Çevrimiçi (online) öğrenmenin daha etkili, daha kişiselleştirilmiş ve esnek olduğuna ilişkin pek çok görüş olmakla birlikte, tamamen dijital boyuttaki bir eğitimin hukukçunun öğrenme sürecinin omurgasını teşkil edebileceğini söylemek kanaatimce (en azından şu an için) pek mümkün görünmüyor. Diğer taraftan, çok sayıda ve büyük değişimlerle karşılaşacak yeni nesil hukukçuların profesyonel gelişimlerinin hukuk piyasasında ortaya çıkan/çıkacak ihtiyaçları karşılayacak şekilde planlanması gerektiği de tartışmasız. Global ölçekte yaşanan bu dönüşümü takip ederek söz konusu planlamayı yaparken, özellikle bu değişim ve ihtiyaçlara farklı bir mercekten bakan yenilikçi dijital öğrenme yöntemlerinden faydalanmanın değerli katkılar yapabildiği de ortaya konulmuş durumda.
Peki bu planlamanın yapılması bakımından sadece bireysel çaba gösterilmesi yeterli mi? Hukukçunun/adayının kendi şartlarını, mesleki performansına etki yapabilecek kuvvetli ve zayıf yönlerini objektif olarak belirlemesi, hangi kaynaklardan hangi tarzda yararlanmasının uygun olacağını değerlendirerek yenilikçi dijital öğrenme yöntemlerinden sistemli şekilde yararlanması oldukça değerli. Ancak, bu yöndeki salt bireysel bir çabanın başlıkta yer alan sorunun olumlu cevaplandırılabilmesi bakımından yetersiz kalacağını düşünüyorum.
# # # # # # #
_Yazılı Görev a:_
Hukukçuların dijital öğrenimine ilişkin metne göre aşağıdaki soruları yanıtlayınız:
(i) Tamamen dijital boyuttaki bir eğitimin neyi teşkil edebileceğini söylemek, en azından şu an için, pek mümkün görünmemektedir?
(ii) Yeni nesil hukukçuların profesyonel gelişimleri hangi ihtiyaçları karşılayacak şekilde planlanmalıdır?
(iii) Bu yöndeki salt bireysel çaba, başlıktaki sorunun olumlu cevaplandırılabilmesi bakımından nasıl nitelendirilmektedir?

Öğelerin göründüğü yerlere ait kayıtlar:
# # # # # # #
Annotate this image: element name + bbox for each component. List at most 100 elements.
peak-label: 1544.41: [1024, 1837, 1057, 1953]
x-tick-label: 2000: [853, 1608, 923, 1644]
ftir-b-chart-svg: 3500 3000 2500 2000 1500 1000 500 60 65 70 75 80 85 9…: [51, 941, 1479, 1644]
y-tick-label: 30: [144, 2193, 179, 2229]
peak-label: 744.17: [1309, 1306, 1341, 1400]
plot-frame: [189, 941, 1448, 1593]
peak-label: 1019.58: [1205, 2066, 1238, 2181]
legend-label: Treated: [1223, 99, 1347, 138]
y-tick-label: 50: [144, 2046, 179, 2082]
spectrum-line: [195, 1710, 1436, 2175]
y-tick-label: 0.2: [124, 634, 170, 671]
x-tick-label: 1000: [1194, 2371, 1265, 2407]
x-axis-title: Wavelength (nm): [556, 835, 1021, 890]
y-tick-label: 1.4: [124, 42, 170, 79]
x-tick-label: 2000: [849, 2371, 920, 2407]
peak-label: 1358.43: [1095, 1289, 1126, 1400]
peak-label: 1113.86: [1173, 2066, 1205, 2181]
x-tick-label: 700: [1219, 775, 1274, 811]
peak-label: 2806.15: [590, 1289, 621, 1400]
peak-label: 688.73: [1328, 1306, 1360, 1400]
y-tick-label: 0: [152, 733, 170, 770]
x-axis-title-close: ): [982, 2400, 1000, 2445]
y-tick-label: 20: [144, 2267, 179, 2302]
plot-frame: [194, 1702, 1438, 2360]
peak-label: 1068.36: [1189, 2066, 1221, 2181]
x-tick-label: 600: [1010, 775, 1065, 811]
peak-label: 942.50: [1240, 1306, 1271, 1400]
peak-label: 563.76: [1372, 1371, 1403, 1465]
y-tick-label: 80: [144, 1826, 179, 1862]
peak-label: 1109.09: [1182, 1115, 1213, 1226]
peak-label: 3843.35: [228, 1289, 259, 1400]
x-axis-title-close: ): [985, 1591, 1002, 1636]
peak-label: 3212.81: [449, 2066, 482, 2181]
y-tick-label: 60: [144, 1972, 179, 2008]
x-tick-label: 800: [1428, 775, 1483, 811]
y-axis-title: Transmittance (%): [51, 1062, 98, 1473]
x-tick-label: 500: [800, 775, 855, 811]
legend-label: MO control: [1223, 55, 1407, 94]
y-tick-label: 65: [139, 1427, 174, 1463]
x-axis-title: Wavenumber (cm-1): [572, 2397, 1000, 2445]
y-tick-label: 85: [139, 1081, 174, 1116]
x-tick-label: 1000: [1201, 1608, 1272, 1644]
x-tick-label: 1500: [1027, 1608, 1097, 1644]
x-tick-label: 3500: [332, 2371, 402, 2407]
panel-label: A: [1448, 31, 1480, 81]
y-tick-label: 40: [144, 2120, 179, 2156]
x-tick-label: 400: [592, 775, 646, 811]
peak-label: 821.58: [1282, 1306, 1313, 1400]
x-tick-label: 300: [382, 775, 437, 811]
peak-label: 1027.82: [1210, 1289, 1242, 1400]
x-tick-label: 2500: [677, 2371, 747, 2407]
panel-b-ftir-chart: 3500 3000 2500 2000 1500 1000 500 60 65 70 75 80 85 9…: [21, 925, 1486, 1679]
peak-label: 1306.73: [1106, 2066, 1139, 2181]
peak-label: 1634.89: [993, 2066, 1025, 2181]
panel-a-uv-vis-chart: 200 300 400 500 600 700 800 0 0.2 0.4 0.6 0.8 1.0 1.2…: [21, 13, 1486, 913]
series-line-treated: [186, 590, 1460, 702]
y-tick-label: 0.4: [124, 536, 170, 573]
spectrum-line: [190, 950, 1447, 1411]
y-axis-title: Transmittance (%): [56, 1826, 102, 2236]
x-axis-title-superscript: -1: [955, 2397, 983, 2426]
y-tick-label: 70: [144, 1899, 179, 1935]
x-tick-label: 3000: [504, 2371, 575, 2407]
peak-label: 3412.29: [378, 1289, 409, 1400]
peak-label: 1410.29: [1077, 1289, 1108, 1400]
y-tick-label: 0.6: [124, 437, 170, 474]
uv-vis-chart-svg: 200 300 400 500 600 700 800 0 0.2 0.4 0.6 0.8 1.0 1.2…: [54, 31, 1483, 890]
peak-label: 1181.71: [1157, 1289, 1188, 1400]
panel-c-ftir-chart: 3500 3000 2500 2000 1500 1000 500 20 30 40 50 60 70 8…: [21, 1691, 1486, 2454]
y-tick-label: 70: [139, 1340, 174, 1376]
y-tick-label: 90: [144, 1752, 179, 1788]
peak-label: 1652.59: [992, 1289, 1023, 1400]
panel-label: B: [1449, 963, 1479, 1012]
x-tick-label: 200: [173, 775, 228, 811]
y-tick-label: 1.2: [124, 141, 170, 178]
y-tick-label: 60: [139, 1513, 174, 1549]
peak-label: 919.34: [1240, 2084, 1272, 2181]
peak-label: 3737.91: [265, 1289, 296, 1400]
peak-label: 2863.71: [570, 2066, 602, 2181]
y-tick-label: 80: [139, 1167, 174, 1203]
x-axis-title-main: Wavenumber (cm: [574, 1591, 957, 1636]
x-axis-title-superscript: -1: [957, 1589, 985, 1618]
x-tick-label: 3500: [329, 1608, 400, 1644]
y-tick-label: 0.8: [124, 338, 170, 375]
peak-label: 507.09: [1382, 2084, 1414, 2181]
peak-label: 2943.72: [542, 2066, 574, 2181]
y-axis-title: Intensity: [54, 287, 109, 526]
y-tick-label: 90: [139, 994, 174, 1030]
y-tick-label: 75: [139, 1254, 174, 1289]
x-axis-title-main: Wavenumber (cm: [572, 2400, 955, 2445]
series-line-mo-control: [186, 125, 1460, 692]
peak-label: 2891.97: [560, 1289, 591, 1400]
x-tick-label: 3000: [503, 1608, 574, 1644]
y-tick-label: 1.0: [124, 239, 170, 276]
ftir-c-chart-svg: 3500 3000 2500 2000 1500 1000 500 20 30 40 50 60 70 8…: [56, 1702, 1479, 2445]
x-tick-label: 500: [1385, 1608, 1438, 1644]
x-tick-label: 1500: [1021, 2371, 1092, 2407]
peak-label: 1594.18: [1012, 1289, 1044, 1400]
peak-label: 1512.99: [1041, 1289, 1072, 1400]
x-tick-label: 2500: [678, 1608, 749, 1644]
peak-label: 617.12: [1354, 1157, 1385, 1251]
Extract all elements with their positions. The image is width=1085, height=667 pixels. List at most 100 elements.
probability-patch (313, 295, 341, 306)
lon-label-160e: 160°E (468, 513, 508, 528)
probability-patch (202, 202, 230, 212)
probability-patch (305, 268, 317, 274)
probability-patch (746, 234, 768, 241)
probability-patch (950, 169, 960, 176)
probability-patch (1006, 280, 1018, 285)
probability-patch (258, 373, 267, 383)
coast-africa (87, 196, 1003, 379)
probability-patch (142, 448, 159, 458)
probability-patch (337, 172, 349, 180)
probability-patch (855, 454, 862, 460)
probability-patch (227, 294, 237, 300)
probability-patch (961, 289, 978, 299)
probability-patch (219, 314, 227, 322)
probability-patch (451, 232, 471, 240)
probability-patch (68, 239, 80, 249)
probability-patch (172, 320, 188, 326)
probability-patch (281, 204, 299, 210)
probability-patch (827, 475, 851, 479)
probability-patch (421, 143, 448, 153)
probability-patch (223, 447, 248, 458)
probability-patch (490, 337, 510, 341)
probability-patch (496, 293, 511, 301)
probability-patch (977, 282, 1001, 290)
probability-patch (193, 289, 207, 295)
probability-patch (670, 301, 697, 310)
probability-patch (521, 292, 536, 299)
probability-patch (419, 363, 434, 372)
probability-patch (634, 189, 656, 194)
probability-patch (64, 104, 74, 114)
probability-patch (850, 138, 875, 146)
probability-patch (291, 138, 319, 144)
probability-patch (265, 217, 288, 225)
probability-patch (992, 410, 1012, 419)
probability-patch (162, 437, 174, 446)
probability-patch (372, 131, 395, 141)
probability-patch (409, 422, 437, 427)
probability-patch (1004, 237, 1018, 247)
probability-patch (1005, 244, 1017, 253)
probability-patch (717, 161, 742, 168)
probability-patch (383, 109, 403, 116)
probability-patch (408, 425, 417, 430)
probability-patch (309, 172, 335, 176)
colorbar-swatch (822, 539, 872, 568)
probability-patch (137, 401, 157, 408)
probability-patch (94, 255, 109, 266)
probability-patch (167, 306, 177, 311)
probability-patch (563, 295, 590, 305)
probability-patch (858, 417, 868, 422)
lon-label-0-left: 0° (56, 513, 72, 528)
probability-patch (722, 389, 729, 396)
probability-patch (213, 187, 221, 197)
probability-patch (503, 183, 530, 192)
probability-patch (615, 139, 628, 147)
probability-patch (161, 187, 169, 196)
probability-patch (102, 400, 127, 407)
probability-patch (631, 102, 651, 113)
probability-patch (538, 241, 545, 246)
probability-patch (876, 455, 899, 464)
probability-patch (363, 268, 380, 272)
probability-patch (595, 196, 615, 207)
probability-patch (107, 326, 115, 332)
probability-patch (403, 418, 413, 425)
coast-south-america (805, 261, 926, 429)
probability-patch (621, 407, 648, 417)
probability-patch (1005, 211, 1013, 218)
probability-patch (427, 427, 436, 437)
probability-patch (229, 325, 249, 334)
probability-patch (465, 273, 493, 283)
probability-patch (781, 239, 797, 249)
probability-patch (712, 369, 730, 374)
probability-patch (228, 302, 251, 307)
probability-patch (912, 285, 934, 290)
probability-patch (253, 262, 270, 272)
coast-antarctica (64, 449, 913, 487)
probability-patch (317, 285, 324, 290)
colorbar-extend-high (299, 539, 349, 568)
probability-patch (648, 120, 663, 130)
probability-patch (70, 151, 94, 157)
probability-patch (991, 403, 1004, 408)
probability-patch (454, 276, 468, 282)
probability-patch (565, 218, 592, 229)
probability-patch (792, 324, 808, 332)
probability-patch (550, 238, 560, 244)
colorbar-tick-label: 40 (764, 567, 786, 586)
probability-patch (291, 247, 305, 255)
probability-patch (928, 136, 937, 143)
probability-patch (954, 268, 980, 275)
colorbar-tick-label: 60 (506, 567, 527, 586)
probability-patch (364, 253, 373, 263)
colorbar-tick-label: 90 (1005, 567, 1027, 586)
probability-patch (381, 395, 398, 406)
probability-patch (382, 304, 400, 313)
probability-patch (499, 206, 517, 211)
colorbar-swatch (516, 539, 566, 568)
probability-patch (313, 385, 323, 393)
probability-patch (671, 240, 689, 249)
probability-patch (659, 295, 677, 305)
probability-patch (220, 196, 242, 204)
# # # # # # #
_Yazılı Görev b:_ Listede "Transmittance" dizesini içeren her satırı çıkarınız.

_Eksiksiz Cevap a:_
(i) Hukukçunun öğrenme sürecinin omurgasını.
(ii) Hukuk piyasasında ortaya çıkan ve çıkacak ihtiyaçları.
(iii) Yetersiz kalacağı düşünülmektedir.

_Eksiksiz Cevap b:_
y-axis-title: Transmittance (%): [51, 1062, 98, 1473]
y-axis-title: Transmittance (%): [56, 1826, 102, 2236]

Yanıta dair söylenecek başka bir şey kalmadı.